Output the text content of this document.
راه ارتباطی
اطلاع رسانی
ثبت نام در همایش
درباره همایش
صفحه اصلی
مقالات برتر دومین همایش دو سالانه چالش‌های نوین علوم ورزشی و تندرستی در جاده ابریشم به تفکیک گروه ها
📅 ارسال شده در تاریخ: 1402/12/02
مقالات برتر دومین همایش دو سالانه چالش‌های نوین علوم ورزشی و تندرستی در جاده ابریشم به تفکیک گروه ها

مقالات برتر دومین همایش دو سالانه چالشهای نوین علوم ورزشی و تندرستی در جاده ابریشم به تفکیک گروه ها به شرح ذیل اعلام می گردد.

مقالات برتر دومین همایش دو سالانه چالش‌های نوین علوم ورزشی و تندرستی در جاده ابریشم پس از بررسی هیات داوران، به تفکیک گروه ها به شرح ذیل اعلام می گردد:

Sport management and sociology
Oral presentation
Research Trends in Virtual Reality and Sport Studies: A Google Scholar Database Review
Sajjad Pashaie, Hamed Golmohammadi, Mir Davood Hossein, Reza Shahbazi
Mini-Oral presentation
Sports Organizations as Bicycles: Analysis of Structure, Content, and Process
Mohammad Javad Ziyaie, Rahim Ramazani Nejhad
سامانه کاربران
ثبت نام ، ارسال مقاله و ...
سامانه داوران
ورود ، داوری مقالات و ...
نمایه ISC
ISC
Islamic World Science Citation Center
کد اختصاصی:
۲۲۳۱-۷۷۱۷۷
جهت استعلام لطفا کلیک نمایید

——————————

Every record shown above should be written out again exactly.

▶ [FINAL RESULT]:
Output the text content of this document.
راه ارتباطی
اطلاع رسانی
ثبت نام در همایش
درباره همایش
صفحه اصلی
مقالات برتر دومین همایش دو سالانه چالش‌های نوین علوم ورزشی و تندرستی در جاده ابریشم به تفکیک گروه ها
📅 ارسال شده در تاریخ: 1402/12/02
مقالات برتر دومین همایش دو سالانه چالش‌های نوین علوم ورزشی و تندرستی در جاده ابریشم به تفکیک گروه ها

مقالات برتر دومین همایش دو سالانه چالشهای نوین علوم ورزشی و تندرستی در جاده ابریشم به تفکیک گروه ها به شرح ذیل اعلام می گردد.

مقالات برتر دومین همایش دو سالانه چالش‌های نوین علوم ورزشی و تندرستی در جاده ابریشم پس از بررسی هیات داوران، به تفکیک گروه ها به شرح ذیل اعلام می گردد:

Sport management and sociology
Oral presentation
Research Trends in Virtual Reality and Sport Studies: A Google Scholar Database Review
Sajjad Pashaie, Hamed Golmohammadi, Mir Davood Hossein, Reza Shahbazi
Mini-Oral presentation
Sports Organizations as Bicycles: Analysis of Structure, Content, and Process
Mohammad Javad Ziyaie, Rahim Ramazani Nejhad
سامانه کاربران
ثبت نام ، ارسال مقاله و ...
سامانه داوران
ورود ، داوری مقالات و ...
نمایه ISC
ISC
Islamic World Science Citation Center
کد اختصاصی:
۲۲۳۱-۷۷۱۷۷
جهت استعلام لطفا کلیک نمایید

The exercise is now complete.